Fragmento de lectura »
══════════

La regularidad y capacidad que dan títulos

Dos orejas paseó El Jul en un festejo dominado por el gusto y torería de Juan Ortega. Morante no tuvo opciones de lucimiento con su lote.

Vistalegre, 22 de mayo.

Décima de feria. Tres cuartos de entrada sobre el afoto permitido.

Toros de Garcigrande, con buenas hechuras en su presentación, pero sin trapío, entrega ni condición en líneas generales.

Morante de la Puebla, palmas y silencio.

El Juli, ovación y dos orejas.

Juan Ortega, ovación y oreja.

 


Miguel Ángel Herráiz

Fotos: Andrew Moore

 

Cartel de relumbrón que no ofreció todo lo que se esperaba pero si lo suficiente para demostrar que con conocimiento, entrega, arte y acompañamiento de algunos de los toros lidiados, puede verse triunfar a los que poseen ese difícil don de hacer posible lo que parece inalcanzable y los aficionados disfrutar tan placenteramente del toreo despacioso que parece que lo seguimos viendo, sin darnos cuenta que ya pasó.

══════════

Registros listados »

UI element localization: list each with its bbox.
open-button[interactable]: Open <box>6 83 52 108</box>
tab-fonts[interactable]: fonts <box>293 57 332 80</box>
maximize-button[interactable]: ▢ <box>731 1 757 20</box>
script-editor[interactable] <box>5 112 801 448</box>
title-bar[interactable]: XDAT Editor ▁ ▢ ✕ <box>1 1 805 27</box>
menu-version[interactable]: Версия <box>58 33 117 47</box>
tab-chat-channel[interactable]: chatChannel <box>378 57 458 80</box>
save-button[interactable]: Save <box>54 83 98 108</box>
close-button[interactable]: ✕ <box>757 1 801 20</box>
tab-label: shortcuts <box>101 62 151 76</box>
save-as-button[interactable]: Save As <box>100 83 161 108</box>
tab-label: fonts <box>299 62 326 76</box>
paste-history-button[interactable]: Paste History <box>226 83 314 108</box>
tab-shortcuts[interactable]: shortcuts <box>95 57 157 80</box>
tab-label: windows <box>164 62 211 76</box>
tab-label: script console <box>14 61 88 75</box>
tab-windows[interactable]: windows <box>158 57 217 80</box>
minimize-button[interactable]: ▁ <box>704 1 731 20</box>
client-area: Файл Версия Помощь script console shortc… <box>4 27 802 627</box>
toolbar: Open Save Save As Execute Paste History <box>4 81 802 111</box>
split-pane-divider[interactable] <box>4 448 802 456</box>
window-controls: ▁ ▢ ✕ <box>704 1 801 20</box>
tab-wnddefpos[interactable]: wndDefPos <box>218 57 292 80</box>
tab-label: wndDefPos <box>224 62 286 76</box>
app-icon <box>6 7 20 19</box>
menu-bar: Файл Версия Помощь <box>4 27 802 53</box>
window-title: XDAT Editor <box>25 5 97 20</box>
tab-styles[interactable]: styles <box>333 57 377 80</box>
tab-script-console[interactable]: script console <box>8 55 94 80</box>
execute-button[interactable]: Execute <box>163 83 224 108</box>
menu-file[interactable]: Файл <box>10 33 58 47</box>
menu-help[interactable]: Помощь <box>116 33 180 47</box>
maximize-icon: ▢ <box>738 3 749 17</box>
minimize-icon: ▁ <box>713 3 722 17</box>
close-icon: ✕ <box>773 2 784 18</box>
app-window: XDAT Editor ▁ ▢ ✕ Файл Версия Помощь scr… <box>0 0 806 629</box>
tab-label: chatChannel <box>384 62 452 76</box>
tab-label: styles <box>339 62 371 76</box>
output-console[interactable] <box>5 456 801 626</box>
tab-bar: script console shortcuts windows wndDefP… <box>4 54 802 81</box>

══════════

Acción a realizar » Indica si cada una de estas afirmaciones concuerda con la crónica taurina: (a) Morante de la Puebla recibió palmas y silencio; (b) los toros de Garcigrande tuvieron trapío; (c) Juan Ortega cortó dos orejas. Responde a cada una con sí o no y cita literalmente las palabras de la crónica que lo deciden. Los registros no tienen ningún papel en este ejercicio.

Resultado del ejercicio »
(a) Sí: "Morante de la Puebla, palmas y silencio."
(b) No: "sin trapío, entrega ni condición en líneas generales."
(c) No: "Juan Ortega, ovación y oreja."